* **Records shown**:

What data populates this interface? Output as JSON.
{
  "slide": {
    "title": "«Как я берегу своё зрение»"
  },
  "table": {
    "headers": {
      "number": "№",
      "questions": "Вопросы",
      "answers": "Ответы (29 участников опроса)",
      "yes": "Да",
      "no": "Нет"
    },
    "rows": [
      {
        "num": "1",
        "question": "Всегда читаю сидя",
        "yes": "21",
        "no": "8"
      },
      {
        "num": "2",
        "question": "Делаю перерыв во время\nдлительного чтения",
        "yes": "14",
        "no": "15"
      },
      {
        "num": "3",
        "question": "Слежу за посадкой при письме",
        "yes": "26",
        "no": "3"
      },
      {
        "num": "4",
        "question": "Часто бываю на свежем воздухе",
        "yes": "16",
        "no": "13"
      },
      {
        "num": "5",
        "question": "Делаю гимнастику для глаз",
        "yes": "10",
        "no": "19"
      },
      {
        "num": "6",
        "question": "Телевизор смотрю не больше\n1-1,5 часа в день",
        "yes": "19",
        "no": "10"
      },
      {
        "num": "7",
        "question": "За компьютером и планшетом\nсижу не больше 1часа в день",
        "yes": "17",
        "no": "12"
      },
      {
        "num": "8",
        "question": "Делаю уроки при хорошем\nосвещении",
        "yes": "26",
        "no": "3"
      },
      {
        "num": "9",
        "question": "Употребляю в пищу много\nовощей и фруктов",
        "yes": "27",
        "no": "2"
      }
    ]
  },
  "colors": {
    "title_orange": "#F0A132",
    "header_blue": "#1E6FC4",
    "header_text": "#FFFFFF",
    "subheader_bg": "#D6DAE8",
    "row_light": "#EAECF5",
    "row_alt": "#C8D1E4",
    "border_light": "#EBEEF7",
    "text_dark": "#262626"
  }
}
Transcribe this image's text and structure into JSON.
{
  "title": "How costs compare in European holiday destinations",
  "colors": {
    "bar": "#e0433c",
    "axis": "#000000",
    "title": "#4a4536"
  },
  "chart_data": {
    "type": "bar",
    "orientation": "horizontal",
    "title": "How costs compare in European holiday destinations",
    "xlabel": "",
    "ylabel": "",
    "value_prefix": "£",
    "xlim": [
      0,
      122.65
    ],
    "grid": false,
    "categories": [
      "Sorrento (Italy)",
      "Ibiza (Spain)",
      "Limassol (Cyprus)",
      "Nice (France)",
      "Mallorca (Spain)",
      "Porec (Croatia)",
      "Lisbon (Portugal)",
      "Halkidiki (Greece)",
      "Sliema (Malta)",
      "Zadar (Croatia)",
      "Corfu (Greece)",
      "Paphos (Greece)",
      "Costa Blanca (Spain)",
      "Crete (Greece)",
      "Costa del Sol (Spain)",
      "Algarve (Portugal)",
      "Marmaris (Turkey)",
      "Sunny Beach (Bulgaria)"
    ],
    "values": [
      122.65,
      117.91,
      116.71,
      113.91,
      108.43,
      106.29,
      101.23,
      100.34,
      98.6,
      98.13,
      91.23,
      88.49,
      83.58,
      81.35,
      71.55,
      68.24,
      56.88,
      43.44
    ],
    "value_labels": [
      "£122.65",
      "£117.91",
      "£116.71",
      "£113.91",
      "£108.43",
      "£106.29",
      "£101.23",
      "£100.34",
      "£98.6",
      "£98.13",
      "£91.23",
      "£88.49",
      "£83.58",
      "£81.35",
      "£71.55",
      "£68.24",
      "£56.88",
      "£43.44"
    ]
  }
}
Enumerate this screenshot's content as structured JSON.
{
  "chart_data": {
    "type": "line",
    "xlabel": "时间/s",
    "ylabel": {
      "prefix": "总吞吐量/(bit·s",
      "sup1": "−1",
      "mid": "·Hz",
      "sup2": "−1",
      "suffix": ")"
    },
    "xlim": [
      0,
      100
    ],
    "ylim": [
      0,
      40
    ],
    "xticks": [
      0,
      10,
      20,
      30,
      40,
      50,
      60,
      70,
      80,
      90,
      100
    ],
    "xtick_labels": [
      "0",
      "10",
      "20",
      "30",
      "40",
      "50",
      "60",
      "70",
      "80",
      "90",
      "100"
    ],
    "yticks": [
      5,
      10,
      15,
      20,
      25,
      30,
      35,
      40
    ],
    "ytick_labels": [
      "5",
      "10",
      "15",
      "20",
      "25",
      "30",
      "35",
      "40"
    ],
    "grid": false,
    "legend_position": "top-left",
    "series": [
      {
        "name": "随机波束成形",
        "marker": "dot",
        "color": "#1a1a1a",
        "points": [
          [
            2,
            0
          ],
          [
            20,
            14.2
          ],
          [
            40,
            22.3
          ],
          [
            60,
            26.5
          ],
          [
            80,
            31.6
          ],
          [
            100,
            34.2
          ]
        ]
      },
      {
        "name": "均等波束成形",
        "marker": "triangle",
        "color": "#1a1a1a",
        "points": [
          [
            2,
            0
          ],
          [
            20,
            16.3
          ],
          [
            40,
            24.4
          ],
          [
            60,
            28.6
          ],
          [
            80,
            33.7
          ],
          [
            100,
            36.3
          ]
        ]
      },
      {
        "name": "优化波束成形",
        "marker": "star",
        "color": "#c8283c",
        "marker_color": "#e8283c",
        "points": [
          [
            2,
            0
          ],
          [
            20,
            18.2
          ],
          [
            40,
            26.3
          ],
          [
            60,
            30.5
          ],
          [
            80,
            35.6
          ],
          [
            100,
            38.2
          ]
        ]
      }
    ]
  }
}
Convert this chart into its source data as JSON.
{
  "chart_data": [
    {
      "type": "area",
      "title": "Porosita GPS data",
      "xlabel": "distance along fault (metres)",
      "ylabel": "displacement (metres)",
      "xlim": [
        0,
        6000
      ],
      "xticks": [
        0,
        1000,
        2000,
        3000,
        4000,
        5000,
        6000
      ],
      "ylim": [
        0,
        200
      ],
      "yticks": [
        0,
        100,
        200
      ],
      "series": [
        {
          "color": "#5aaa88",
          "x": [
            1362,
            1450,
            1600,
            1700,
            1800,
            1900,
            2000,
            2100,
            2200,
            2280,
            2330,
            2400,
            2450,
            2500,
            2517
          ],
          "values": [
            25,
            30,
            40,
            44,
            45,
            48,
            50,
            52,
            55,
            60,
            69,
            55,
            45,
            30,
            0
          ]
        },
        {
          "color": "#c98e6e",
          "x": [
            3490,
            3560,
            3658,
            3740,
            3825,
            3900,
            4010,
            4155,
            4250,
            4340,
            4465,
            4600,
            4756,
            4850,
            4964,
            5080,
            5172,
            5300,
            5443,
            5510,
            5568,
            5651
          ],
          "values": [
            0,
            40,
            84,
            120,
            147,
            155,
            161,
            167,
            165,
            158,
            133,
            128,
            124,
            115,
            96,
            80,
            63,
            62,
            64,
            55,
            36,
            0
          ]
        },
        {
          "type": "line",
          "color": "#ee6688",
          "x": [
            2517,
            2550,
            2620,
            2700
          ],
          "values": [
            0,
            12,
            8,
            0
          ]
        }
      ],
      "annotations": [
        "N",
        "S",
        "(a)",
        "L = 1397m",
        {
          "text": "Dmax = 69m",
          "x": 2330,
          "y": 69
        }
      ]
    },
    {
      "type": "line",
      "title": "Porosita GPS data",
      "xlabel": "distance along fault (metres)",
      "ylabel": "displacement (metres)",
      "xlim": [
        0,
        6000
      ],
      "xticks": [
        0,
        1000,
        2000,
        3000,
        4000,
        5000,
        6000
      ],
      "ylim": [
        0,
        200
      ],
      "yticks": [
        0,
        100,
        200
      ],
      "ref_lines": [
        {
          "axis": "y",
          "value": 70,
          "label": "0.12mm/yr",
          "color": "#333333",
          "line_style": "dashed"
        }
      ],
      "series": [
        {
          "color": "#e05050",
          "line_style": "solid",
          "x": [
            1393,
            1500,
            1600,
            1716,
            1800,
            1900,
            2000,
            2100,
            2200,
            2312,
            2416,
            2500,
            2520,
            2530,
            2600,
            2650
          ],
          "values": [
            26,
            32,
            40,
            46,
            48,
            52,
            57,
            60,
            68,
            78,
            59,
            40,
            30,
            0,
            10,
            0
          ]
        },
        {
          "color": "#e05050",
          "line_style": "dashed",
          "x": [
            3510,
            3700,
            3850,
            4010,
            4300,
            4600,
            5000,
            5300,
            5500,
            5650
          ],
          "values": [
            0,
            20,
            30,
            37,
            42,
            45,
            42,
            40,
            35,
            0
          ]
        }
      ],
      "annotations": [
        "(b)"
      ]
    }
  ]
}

* **Given request**: Look through the entries above and report each line where the string "ylabel" occurs.

* **Written answer**:
    "ylabel": "",
    "ylabel": {
      "ylabel": "displacement (metres)",
      "ylabel": "displacement (metres)",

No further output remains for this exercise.